-- start Entries --
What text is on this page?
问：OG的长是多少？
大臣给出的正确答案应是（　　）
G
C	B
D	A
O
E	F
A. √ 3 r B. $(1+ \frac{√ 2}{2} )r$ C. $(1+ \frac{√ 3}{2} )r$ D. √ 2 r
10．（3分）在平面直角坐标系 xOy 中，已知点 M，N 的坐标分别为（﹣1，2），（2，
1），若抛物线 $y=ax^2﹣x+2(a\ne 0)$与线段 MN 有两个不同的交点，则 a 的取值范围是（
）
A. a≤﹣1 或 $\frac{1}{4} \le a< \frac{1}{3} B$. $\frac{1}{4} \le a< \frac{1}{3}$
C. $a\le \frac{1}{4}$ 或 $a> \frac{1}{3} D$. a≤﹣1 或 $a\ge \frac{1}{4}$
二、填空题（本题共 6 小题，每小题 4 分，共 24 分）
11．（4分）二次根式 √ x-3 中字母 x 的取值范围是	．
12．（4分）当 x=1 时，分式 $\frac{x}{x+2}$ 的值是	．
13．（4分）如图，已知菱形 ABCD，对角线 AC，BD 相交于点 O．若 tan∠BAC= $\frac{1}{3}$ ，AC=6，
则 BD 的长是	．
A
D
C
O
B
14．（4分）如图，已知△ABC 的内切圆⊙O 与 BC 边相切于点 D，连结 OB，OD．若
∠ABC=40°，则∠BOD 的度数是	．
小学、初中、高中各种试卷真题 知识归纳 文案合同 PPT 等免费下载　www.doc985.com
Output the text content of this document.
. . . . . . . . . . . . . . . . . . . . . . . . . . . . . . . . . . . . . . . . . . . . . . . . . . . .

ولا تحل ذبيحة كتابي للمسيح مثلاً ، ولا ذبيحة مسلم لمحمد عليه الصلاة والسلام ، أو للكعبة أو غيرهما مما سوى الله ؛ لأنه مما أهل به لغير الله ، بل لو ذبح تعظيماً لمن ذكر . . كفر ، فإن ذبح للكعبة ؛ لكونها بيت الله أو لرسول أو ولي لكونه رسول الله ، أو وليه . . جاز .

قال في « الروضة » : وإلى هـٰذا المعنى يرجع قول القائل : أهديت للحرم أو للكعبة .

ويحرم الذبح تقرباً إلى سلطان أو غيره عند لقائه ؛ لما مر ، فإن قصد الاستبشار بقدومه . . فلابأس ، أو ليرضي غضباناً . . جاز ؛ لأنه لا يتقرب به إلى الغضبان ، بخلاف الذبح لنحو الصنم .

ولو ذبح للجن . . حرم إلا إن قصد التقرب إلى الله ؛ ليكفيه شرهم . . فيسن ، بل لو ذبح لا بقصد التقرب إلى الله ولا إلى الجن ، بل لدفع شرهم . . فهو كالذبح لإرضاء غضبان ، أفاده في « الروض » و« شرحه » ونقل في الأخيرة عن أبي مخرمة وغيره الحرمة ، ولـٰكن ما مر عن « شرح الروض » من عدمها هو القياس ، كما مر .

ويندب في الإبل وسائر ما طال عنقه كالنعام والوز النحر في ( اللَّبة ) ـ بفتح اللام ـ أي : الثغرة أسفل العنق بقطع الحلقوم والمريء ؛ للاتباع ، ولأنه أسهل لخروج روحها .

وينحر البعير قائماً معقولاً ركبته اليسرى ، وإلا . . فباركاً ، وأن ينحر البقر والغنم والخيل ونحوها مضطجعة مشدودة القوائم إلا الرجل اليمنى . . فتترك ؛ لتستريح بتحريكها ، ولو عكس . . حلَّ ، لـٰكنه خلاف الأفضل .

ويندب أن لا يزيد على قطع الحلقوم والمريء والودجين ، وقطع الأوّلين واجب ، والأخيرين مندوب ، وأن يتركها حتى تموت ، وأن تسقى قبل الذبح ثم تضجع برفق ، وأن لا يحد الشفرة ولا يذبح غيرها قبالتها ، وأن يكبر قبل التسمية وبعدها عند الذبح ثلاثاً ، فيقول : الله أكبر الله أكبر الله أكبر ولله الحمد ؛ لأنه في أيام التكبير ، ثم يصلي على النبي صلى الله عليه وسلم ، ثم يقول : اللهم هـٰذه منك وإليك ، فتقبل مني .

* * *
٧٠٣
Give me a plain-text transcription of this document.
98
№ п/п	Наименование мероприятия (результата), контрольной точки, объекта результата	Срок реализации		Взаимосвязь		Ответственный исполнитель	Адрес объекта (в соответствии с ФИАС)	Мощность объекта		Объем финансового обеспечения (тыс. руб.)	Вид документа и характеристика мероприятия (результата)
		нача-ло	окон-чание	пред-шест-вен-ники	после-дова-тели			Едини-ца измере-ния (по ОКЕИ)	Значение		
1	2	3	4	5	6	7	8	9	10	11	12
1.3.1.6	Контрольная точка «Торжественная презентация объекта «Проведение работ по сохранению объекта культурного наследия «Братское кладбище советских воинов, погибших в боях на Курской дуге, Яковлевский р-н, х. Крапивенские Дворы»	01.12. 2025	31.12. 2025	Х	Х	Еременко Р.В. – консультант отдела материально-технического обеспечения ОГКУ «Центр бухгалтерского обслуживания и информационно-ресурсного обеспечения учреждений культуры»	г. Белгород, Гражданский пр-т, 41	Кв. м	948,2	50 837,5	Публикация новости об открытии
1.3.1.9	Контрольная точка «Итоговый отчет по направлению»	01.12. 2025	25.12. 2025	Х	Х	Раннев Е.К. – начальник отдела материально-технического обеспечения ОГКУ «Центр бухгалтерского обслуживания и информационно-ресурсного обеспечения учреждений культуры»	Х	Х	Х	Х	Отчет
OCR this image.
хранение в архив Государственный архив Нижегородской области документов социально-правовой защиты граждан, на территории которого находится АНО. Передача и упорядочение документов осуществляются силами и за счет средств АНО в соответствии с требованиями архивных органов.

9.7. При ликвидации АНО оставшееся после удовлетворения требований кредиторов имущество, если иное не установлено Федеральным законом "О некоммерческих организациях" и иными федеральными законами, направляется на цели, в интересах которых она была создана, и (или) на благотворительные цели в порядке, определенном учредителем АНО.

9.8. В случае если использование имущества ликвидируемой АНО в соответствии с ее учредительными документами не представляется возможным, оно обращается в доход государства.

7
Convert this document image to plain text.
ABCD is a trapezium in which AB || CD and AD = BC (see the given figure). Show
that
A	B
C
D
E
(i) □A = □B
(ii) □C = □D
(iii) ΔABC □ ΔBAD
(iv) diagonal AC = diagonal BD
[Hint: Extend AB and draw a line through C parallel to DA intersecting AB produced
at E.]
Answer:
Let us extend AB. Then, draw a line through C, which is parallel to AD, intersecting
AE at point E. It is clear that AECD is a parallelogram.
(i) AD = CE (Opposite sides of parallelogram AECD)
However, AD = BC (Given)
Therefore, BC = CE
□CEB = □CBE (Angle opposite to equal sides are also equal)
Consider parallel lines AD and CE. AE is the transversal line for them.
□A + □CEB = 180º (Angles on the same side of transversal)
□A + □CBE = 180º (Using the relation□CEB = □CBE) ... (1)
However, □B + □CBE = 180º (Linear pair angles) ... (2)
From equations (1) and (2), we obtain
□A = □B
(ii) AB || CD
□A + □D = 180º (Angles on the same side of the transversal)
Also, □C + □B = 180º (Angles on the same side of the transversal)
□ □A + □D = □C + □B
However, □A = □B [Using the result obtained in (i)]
-- end Entries --
### [Task description]
Gather every line from the listing above in which the word "Контрольная" appears.

### [Exercise output]
1.3.1.6	Контрольная точка «Торжественная презентация объекта «Проведение работ по сохранению объекта культурного наследия «Братское кладбище советских воинов, погибших в боях на Курской дуге, Яковлевский р-н, х. Крапивенские Дворы»	01.12. 2025	31.12. 2025	Х	Х	Еременко Р.В. – консультант отдела материально-технического обеспечения ОГКУ «Центр бухгалтерского обслуживания и информационно-ресурсного обеспечения учреждений культуры»	г. Белгород, Гражданский пр-т, 41	Кв. м	948,2	50 837,5	Публикация новости об открытии
1.3.1.9	Контрольная точка «Итоговый отчет по направлению»	01.12. 2025	25.12. 2025	Х	Х	Раннев Е.К. – начальник отдела материально-технического обеспечения ОГКУ «Центр бухгалтерского обслуживания и информационно-ресурсного обеспечения учреждений культуры»	Х	Х	Х	Х	Отчет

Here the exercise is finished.